RECORD LIST ->
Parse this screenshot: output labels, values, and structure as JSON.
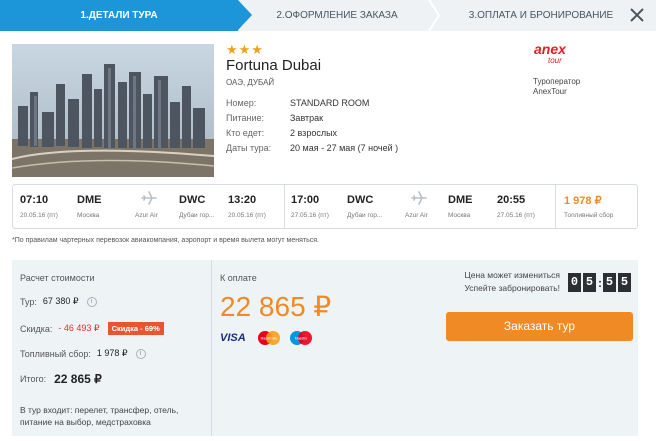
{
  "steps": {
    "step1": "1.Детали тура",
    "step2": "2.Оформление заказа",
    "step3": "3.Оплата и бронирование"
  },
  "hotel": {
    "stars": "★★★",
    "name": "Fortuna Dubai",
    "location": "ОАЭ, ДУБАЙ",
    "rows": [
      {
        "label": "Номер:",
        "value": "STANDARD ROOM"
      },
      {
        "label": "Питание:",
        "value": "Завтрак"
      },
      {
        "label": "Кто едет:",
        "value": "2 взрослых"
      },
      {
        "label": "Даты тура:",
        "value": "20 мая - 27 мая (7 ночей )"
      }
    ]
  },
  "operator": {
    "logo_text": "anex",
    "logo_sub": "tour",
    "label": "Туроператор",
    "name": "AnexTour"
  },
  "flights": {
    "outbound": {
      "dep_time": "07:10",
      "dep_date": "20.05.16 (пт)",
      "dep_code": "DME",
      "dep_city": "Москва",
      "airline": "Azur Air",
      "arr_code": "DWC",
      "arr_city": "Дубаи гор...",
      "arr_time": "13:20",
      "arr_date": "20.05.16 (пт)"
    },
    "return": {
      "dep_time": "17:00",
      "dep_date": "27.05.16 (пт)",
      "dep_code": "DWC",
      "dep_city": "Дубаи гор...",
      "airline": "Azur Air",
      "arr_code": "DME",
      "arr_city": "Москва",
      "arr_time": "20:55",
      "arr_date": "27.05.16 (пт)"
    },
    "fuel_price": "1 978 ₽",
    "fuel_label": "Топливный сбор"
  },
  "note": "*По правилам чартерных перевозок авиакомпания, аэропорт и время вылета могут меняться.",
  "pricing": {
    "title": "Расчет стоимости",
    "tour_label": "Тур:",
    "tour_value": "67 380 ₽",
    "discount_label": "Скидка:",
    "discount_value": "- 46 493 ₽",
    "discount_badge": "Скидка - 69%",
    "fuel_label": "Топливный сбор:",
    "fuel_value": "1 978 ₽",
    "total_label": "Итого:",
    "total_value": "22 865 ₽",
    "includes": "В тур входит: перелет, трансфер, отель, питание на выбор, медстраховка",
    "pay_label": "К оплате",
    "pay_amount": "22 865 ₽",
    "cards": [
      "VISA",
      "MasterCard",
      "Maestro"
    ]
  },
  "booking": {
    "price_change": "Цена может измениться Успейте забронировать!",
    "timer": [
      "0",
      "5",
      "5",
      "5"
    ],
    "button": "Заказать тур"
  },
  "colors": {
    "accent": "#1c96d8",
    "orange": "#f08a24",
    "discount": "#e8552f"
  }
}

WHAT YOU ARE ASKED TO DO -> The records shown above are to be repeated exactly, with the pictures left out.

ANSWER FOR THE TASK ->
Parse this screenshot: output labels, values, and structure as JSON.
{
  "steps": {
    "step1": "1.Детали тура",
    "step2": "2.Оформление заказа",
    "step3": "3.Оплата и бронирование"
  },
  "hotel": {
    "stars": "★★★",
    "name": "Fortuna Dubai",
    "location": "ОАЭ, ДУБАЙ",
    "rows": [
      {
        "label": "Номер:",
        "value": "STANDARD ROOM"
      },
      {
        "label": "Питание:",
        "value": "Завтрак"
      },
      {
        "label": "Кто едет:",
        "value": "2 взрослых"
      },
      {
        "label": "Даты тура:",
        "value": "20 мая - 27 мая (7 ночей )"
      }
    ]
  },
  "operator": {
    "logo_text": "anex",
    "logo_sub": "tour",
    "label": "Туроператор",
    "name": "AnexTour"
  },
  "flights": {
    "outbound": {
      "dep_time": "07:10",
      "dep_date": "20.05.16 (пт)",
      "dep_code": "DME",
      "dep_city": "Москва",
      "airline": "Azur Air",
      "arr_code": "DWC",
      "arr_city": "Дубаи гор...",
      "arr_time": "13:20",
      "arr_date": "20.05.16 (пт)"
    },
    "return": {
      "dep_time": "17:00",
      "dep_date": "27.05.16 (пт)",
      "dep_code": "DWC",
      "dep_city": "Дубаи гор...",
      "airline": "Azur Air",
      "arr_code": "DME",
      "arr_city": "Москва",
      "arr_time": "20:55",
      "arr_date": "27.05.16 (пт)"
    },
    "fuel_price": "1 978 ₽",
    "fuel_label": "Топливный сбор"
  },
  "note": "*По правилам чартерных перевозок авиакомпания, аэропорт и время вылета могут меняться.",
  "pricing": {
    "title": "Расчет стоимости",
    "tour_label": "Тур:",
    "tour_value": "67 380 ₽",
    "discount_label": "Скидка:",
    "discount_value": "- 46 493 ₽",
    "discount_badge": "Скидка - 69%",
    "fuel_label": "Топливный сбор:",
    "fuel_value": "1 978 ₽",
    "total_label": "Итого:",
    "total_value": "22 865 ₽",
    "includes": "В тур входит: перелет, трансфер, отель, питание на выбор, медстраховка",
    "pay_label": "К оплате",
    "pay_amount": "22 865 ₽",
    "cards": [
      "VISA",
      "MasterCard",
      "Maestro"
    ]
  },
  "booking": {
    "price_change": "Цена может измениться Успейте забронировать!",
    "timer": [
      "0",
      "5",
      "5",
      "5"
    ],
    "button": "Заказать тур"
  },
  "colors": {
    "accent": "#1c96d8",
    "orange": "#f08a24",
    "discount": "#e8552f"
  }
}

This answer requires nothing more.